LISTED RECORDS →
+--

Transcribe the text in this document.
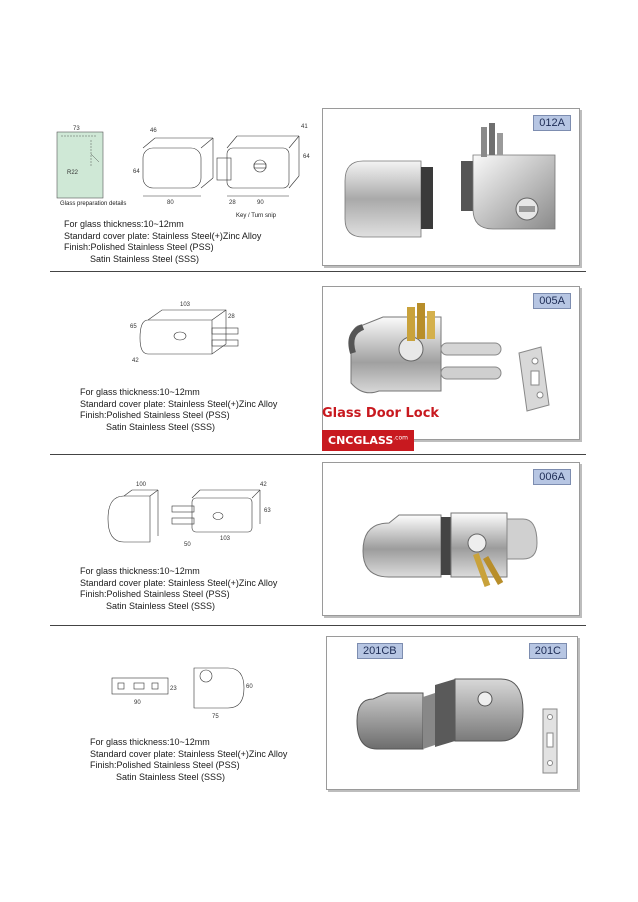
73
R22	64
46
80
41
64
28	90
Glass preparation details
Key / Turn snip
For glass thickness:10~12mm
Standard cover plate: Stainless Steel(+)Zinc Alloy
Finish:Polished Stainless Steel (PSS)
Satin Stainless Steel (SSS)
012A
103
28
65
42
For glass thickness:10~12mm
Standard cover plate: Stainless Steel(+)Zinc Alloy
Finish:Polished Stainless Steel (PSS)
Satin Stainless Steel (SSS)
005A
Glass Door Lock
$CNCGLASS^{.com}$
100	42
63
50
103
For glass thickness:10~12mm
Standard cover plate: Stainless Steel(+)Zinc Alloy
Finish:Polished Stainless Steel (PSS)
Satin Stainless Steel (SSS)
006A
23
90
60
75
For glass thickness:10~12mm
Standard cover plate: Stainless Steel(+)Zinc Alloy
Finish:Polished Stainless Steel (PSS)
Satin Stainless Steel (SSS)
201CB	201C
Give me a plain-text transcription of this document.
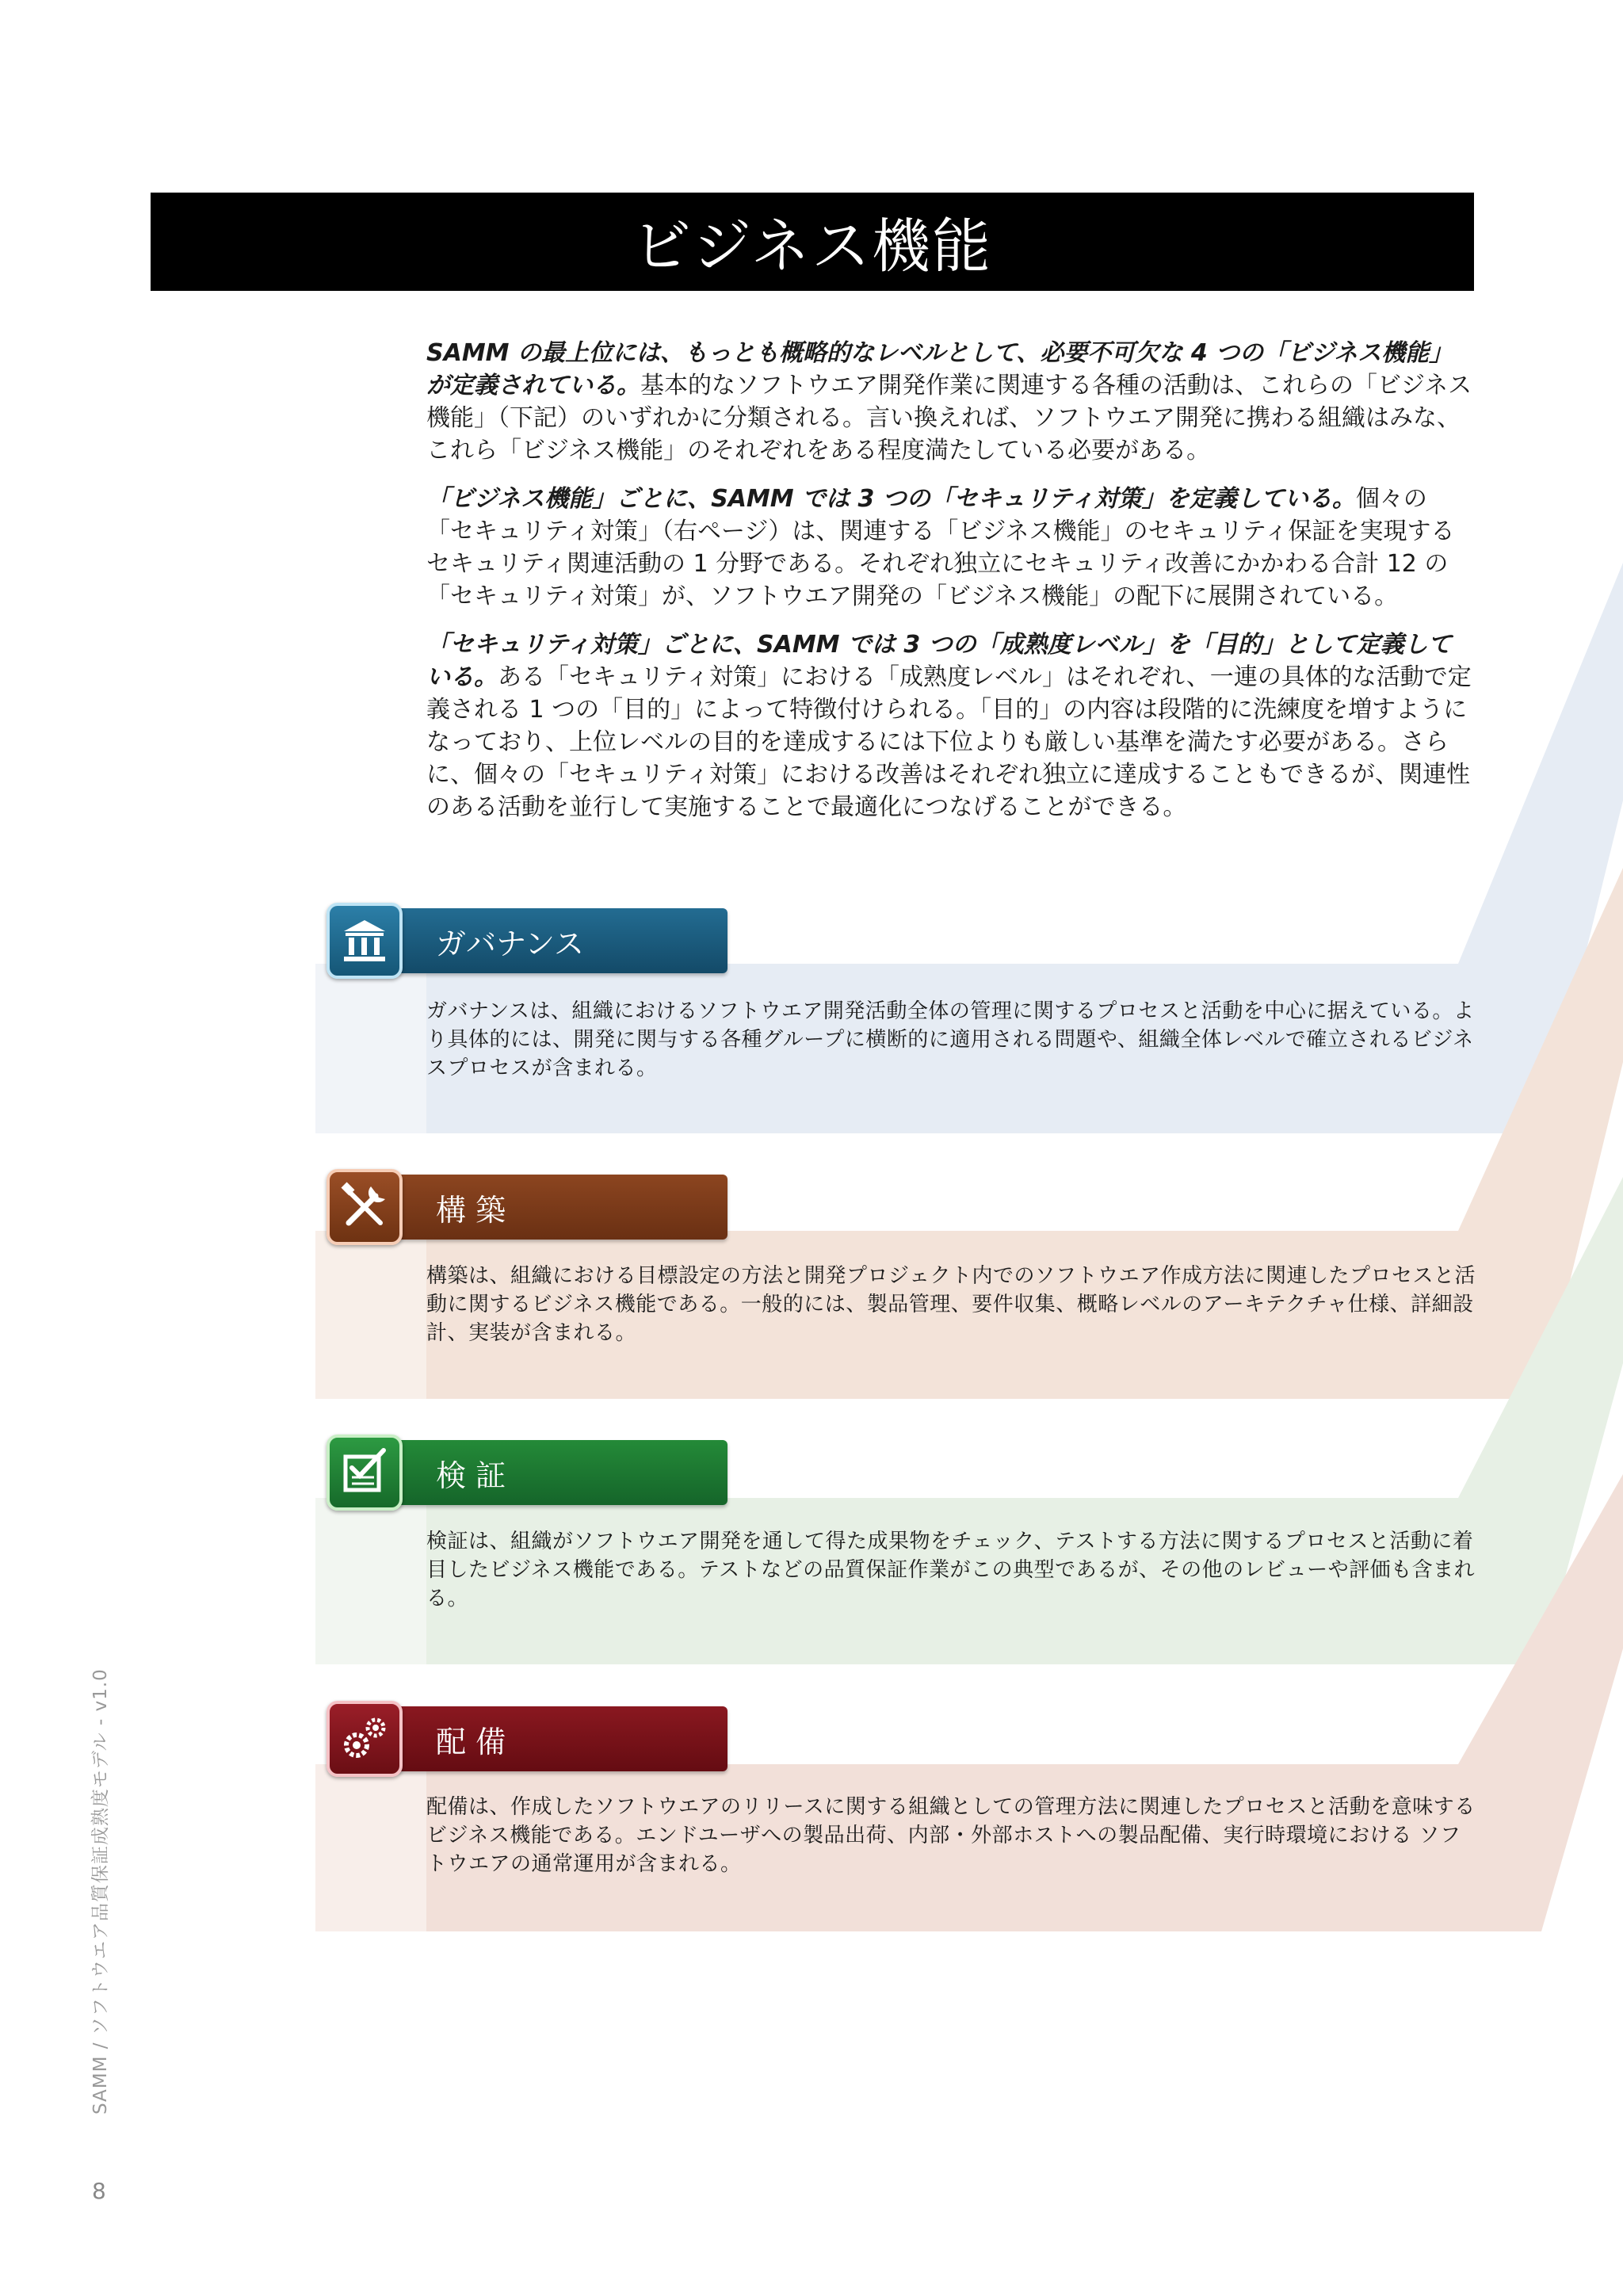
ビジネス機能

SAMM の最上位には、もっとも概略的なレベルとして、必要不可欠な 4 つの「ビジネス機能」が定義されている。基本的なソフトウエア開発作業に関連する各種の活動は、これらの「ビジネス機能」（下記）のいずれかに分類される。言い換えれば、ソフトウエア開発に携わる組織はみな、これら「ビジネス機能」のそれぞれをある程度満たしている必要がある。

「ビジネス機能」ごとに、SAMM では 3 つの「セキュリティ対策」を定義している。個々の「セキュリティ対策」（右ページ）は、関連する「ビジネス機能」のセキュリティ保証を実現するセキュリティ関連活動の 1 分野である。それぞれ独立にセキュリティ改善にかかわる合計 12 の「セキュリティ対策」が、ソフトウエア開発の「ビジネス機能」の配下に展開されている。

「セキュリティ対策」ごとに、SAMM では 3 つの「成熟度レベル」を「目的」として定義している。ある「セキュリティ対策」における「成熟度レベル」はそれぞれ、一連の具体的な活動で定義される 1 つの「目的」によって特徴付けられる。「目的」の内容は段階的に洗練度を増すようになっており、上位レベルの目的を達成するには下位よりも厳しい基準を満たす必要がある。さらに、個々の「セキュリティ対策」における改善はそれぞれ独立に達成することもできるが、関連性のある活動を並行して実施することで最適化につなげることができる。

ガバナンス
ガバナンスは、組織におけるソフトウエア開発活動全体の管理に関するプロセスと活動を中心に据えている。より具体的には、開発に関与する各種グループに横断的に適用される問題や、組織全体レベルで確立されるビジネスプロセスが含まれる。
構 築
構築は、組織における目標設定の方法と開発プロジェクト内でのソフトウエア作成方法に関連したプロセスと活動に関するビジネス機能である。一般的には、製品管理、要件収集、概略レベルのアーキテクチャ仕様、詳細設計、実装が含まれる。
検 証
検証は、組織がソフトウエア開発を通して得た成果物をチェック、テストする方法に関するプロセスと活動に着目したビジネス機能である。テストなどの品質保証作業がこの典型であるが、その他のレビューや評価も含まれる。
配 備
配備は、作成したソフトウエアのリリースに関する組織としての管理方法に関連したプロセスと活動を意味するビジネス機能である。エンドユーザへの製品出荷、内部・外部ホストへの製品配備、実行時環境における ソフトウエアの通常運用が含まれる。
SAMM / ソフトウエア品質保証成熟度モデル - v1.0
8
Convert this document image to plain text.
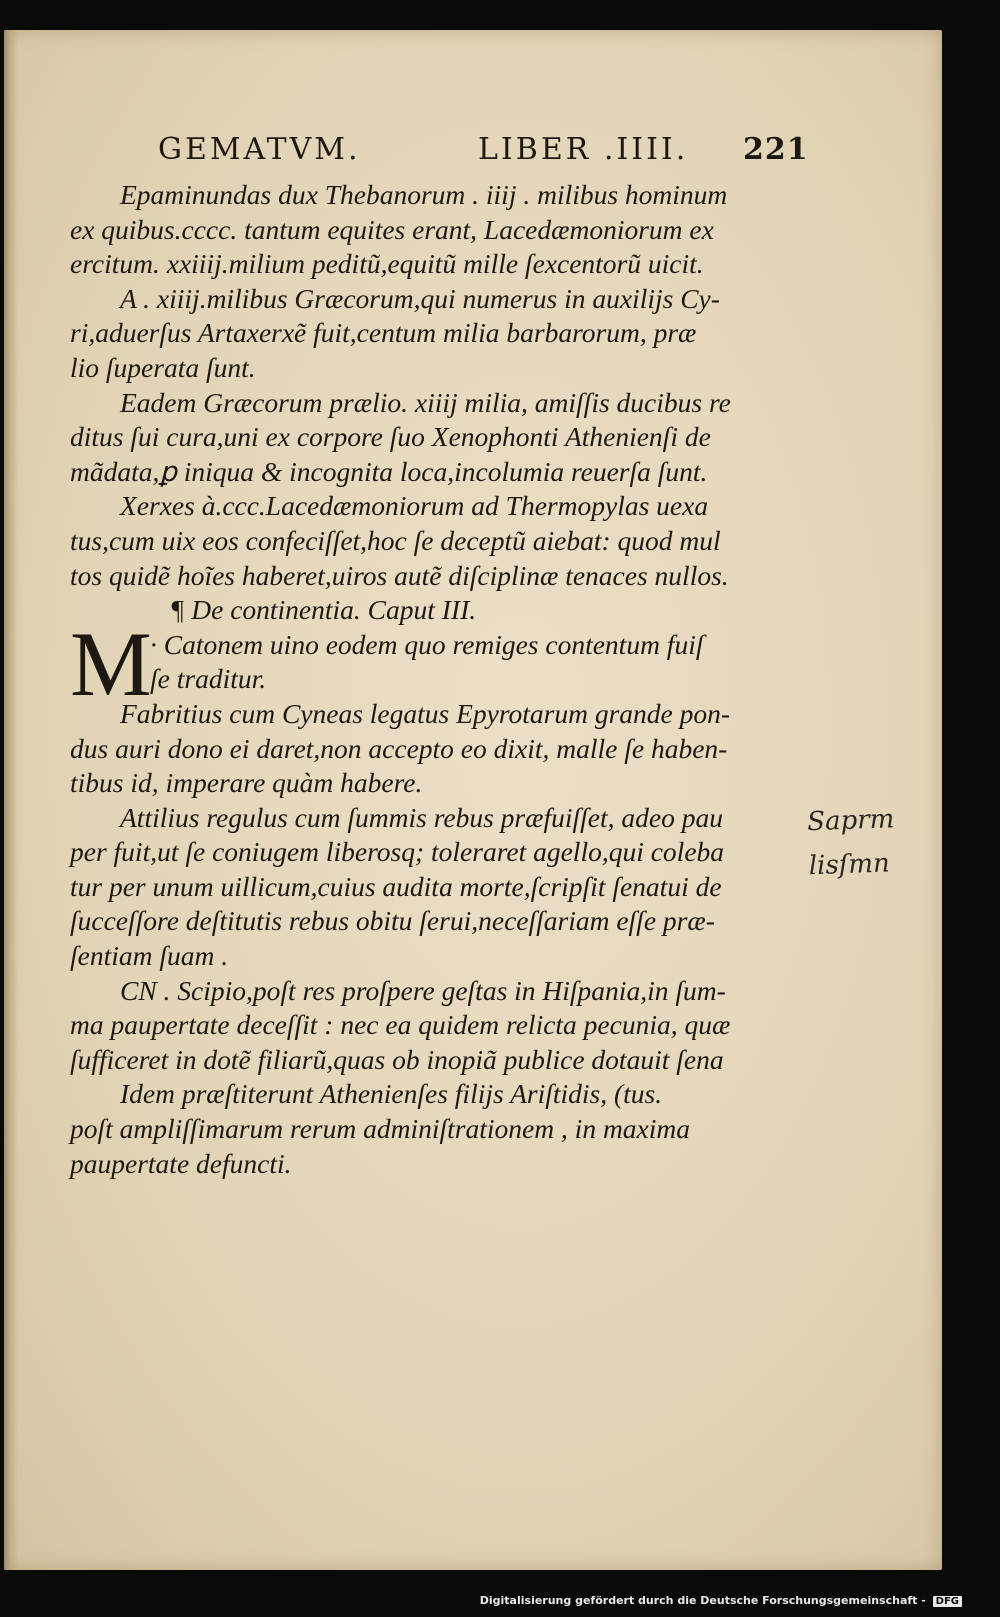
GEMATVM.	LIBER .IIII. 221
Epaminundas dux Thebanorum . iiij . milibus hominum
ex quibus.cccc. tantum equites erant, Lacedæmoniorum ex
ercitum. xxiiij.milium peditũ,equitũ mille ſexcentorũ uicit.
A . xiiij.milibus Græcorum,qui numerus in auxilijs Cy-
ri,aduerſus Artaxerxẽ fuit,centum milia barbarorum, præ
lio ſuperata ſunt.
Eadem Græcorum prælio. xiiij milia, amiſſis ducibus re
ditus ſui cura,uni ex corpore ſuo Xenophonti Athenienſi de
mãdata,ꝑ iniqua & incognita loca,incolumia reuerſa ſunt.
Xerxes à.ccc.Lacedæmoniorum ad Thermopylas uexa
tus,cum uix eos confeciſſet,hoc ſe deceptũ aiebat: quod mul
tos quidẽ hoĩes haberet,uiros autẽ diſciplinæ tenaces nullos.
¶ De continentia. Caput III.
M
· Catonem uino eodem quo remiges contentum fuiſ
ſe traditur.
Fabritius cum Cyneas legatus Epyrotarum grande pon-
dus auri dono ei daret,non accepto eo dixit, malle ſe haben-
tibus id, imperare quàm habere.
Attilius regulus cum ſummis rebus præfuiſſet, adeo pau
per fuit,ut ſe coniugem liberosq; toleraret agello,qui coleba
tur per unum uillicum,cuius audita morte,ſcripſit ſenatui de
ſucceſſore deſtitutis rebus obitu ſerui,neceſſariam eſſe præ-
ſentiam ſuam .
CN . Scipio,poſt res proſpere geſtas in Hiſpania,in ſum-
ma paupertate deceſſit : nec ea quidem relicta pecunia, quæ
ſufficeret in dotẽ filiarũ,quas ob inopiã publice dotauit ſena
Idem præſtiterunt Athenienſes filijs Ariſtidis, (tus.
poſt ampliſſimarum rerum adminiſtrationem , in maxima
paupertate defuncti.
Saprm
lisſmn
Digitalisierung gefördert durch die Deutsche Forschungsgemeinschaft - DFG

+--

WRITTEN TASK → Copy every line of the records above that contains "SAMM".

CORRECT ANSWER →
SAMM の最上位には、もっとも概略的なレベルとして、必要不可欠な 4 つの「ビジネス機能」が定義されている。基本的なソフトウエア開発作業に関連する各種の活動は、これらの「ビジネス機能」（下記）のいずれかに分類される。言い換えれば、ソフトウエア開発に携わる組織はみな、これら「ビジネス機能」のそれぞれをある程度満たしている必要がある。
「ビジネス機能」ごとに、SAMM では 3 つの「セキュリティ対策」を定義している。個々の「セキュリティ対策」（右ページ）は、関連する「ビジネス機能」のセキュリティ保証を実現するセキュリティ関連活動の 1 分野である。それぞれ独立にセキュリティ改善にかかわる合計 12 の「セキュリティ対策」が、ソフトウエア開発の「ビジネス機能」の配下に展開されている。
「セキュリティ対策」ごとに、SAMM では 3 つの「成熟度レベル」を「目的」として定義している。ある「セキュリティ対策」における「成熟度レベル」はそれぞれ、一連の具体的な活動で定義される 1 つの「目的」によって特徴付けられる。「目的」の内容は段階的に洗練度を増すようになっており、上位レベルの目的を達成するには下位よりも厳しい基準を満たす必要がある。さらに、個々の「セキュリティ対策」における改善はそれぞれ独立に達成することもできるが、関連性のある活動を並行して実施することで最適化につなげることができる。
SAMM / ソフトウエア品質保証成熟度モデル - v1.0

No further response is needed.